RECORDS FOR THE TASK:
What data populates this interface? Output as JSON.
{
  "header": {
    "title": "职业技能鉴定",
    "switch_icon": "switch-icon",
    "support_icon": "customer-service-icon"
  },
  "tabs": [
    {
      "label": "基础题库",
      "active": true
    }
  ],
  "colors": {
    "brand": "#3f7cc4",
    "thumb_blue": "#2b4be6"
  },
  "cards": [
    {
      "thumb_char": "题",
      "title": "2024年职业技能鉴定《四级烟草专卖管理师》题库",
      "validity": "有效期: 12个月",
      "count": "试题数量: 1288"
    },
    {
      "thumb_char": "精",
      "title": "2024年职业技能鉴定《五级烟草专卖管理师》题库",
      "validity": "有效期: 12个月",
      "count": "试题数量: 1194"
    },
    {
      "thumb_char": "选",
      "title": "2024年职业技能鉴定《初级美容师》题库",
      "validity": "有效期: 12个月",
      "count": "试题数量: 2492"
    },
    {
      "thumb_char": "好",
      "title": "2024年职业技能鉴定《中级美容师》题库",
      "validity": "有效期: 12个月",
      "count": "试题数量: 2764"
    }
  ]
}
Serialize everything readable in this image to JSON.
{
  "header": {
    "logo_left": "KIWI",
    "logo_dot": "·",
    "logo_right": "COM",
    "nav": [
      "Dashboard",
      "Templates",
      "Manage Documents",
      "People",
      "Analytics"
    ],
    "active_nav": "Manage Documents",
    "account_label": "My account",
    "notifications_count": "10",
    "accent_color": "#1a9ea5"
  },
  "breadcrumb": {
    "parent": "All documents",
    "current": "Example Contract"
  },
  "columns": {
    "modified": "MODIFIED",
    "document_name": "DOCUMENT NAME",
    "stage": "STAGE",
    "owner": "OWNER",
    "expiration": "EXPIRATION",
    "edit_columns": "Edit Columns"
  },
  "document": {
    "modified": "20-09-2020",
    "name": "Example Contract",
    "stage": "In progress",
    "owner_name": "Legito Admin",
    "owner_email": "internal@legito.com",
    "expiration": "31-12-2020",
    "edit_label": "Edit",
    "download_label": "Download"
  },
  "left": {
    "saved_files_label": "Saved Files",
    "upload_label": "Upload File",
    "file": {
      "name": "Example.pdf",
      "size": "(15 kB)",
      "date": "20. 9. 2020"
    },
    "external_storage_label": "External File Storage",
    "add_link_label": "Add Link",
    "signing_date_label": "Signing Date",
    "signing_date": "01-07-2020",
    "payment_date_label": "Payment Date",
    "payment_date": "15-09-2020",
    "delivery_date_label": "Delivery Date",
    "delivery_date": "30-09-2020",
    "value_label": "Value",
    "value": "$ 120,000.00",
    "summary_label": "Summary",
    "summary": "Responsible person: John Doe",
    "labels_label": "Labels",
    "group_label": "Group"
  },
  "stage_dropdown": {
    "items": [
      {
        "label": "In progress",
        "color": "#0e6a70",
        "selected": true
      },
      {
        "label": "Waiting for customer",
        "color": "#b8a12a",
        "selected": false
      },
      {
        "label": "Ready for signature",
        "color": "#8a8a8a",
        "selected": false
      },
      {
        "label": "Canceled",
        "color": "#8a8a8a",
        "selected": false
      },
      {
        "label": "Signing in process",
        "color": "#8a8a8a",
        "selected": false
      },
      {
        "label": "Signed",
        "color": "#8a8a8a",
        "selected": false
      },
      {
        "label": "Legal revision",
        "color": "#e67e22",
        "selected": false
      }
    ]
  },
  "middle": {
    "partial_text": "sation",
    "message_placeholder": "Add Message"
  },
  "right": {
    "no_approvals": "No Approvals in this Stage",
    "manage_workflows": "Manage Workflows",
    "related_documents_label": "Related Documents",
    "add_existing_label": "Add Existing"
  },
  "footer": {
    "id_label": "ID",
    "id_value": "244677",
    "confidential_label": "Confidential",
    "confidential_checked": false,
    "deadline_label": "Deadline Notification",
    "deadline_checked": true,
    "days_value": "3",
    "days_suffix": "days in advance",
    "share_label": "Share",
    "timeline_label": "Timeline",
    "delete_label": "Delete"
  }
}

REQUEST:
Repeat the material above in full, exactly as it stands.

OUTPUT OF THE TASK:
What data populates this interface? Output as JSON.
{
  "header": {
    "title": "职业技能鉴定",
    "switch_icon": "switch-icon",
    "support_icon": "customer-service-icon"
  },
  "tabs": [
    {
      "label": "基础题库",
      "active": true
    }
  ],
  "colors": {
    "brand": "#3f7cc4",
    "thumb_blue": "#2b4be6"
  },
  "cards": [
    {
      "thumb_char": "题",
      "title": "2024年职业技能鉴定《四级烟草专卖管理师》题库",
      "validity": "有效期: 12个月",
      "count": "试题数量: 1288"
    },
    {
      "thumb_char": "精",
      "title": "2024年职业技能鉴定《五级烟草专卖管理师》题库",
      "validity": "有效期: 12个月",
      "count": "试题数量: 1194"
    },
    {
      "thumb_char": "选",
      "title": "2024年职业技能鉴定《初级美容师》题库",
      "validity": "有效期: 12个月",
      "count": "试题数量: 2492"
    },
    {
      "thumb_char": "好",
      "title": "2024年职业技能鉴定《中级美容师》题库",
      "validity": "有效期: 12个月",
      "count": "试题数量: 2764"
    }
  ]
}
Serialize everything readable in this image to JSON.
{
  "header": {
    "logo_left": "KIWI",
    "logo_dot": "·",
    "logo_right": "COM",
    "nav": [
      "Dashboard",
      "Templates",
      "Manage Documents",
      "People",
      "Analytics"
    ],
    "active_nav": "Manage Documents",
    "account_label": "My account",
    "notifications_count": "10",
    "accent_color": "#1a9ea5"
  },
  "breadcrumb": {
    "parent": "All documents",
    "current": "Example Contract"
  },
  "columns": {
    "modified": "MODIFIED",
    "document_name": "DOCUMENT NAME",
    "stage": "STAGE",
    "owner": "OWNER",
    "expiration": "EXPIRATION",
    "edit_columns": "Edit Columns"
  },
  "document": {
    "modified": "20-09-2020",
    "name": "Example Contract",
    "stage": "In progress",
    "owner_name": "Legito Admin",
    "owner_email": "internal@legito.com",
    "expiration": "31-12-2020",
    "edit_label": "Edit",
    "download_label": "Download"
  },
  "left": {
    "saved_files_label": "Saved Files",
    "upload_label": "Upload File",
    "file": {
      "name": "Example.pdf",
      "size": "(15 kB)",
      "date": "20. 9. 2020"
    },
    "external_storage_label": "External File Storage",
    "add_link_label": "Add Link",
    "signing_date_label": "Signing Date",
    "signing_date": "01-07-2020",
    "payment_date_label": "Payment Date",
    "payment_date": "15-09-2020",
    "delivery_date_label": "Delivery Date",
    "delivery_date": "30-09-2020",
    "value_label": "Value",
    "value": "$ 120,000.00",
    "summary_label": "Summary",
    "summary": "Responsible person: John Doe",
    "labels_label": "Labels",
    "group_label": "Group"
  },
  "stage_dropdown": {
    "items": [
      {
        "label": "In progress",
        "color": "#0e6a70",
        "selected": true
      },
      {
        "label": "Waiting for customer",
        "color": "#b8a12a",
        "selected": false
      },
      {
        "label": "Ready for signature",
        "color": "#8a8a8a",
        "selected": false
      },
      {
        "label": "Canceled",
        "color": "#8a8a8a",
        "selected": false
      },
      {
        "label": "Signing in process",
        "color": "#8a8a8a",
        "selected": false
      },
      {
        "label": "Signed",
        "color": "#8a8a8a",
        "selected": false
      },
      {
        "label": "Legal revision",
        "color": "#e67e22",
        "selected": false
      }
    ]
  },
  "middle": {
    "partial_text": "sation",
    "message_placeholder": "Add Message"
  },
  "right": {
    "no_approvals": "No Approvals in this Stage",
    "manage_workflows": "Manage Workflows",
    "related_documents_label": "Related Documents",
    "add_existing_label": "Add Existing"
  },
  "footer": {
    "id_label": "ID",
    "id_value": "244677",
    "confidential_label": "Confidential",
    "confidential_checked": false,
    "deadline_label": "Deadline Notification",
    "deadline_checked": true,
    "days_value": "3",
    "days_suffix": "days in advance",
    "share_label": "Share",
    "timeline_label": "Timeline",
    "delete_label": "Delete"
  }
}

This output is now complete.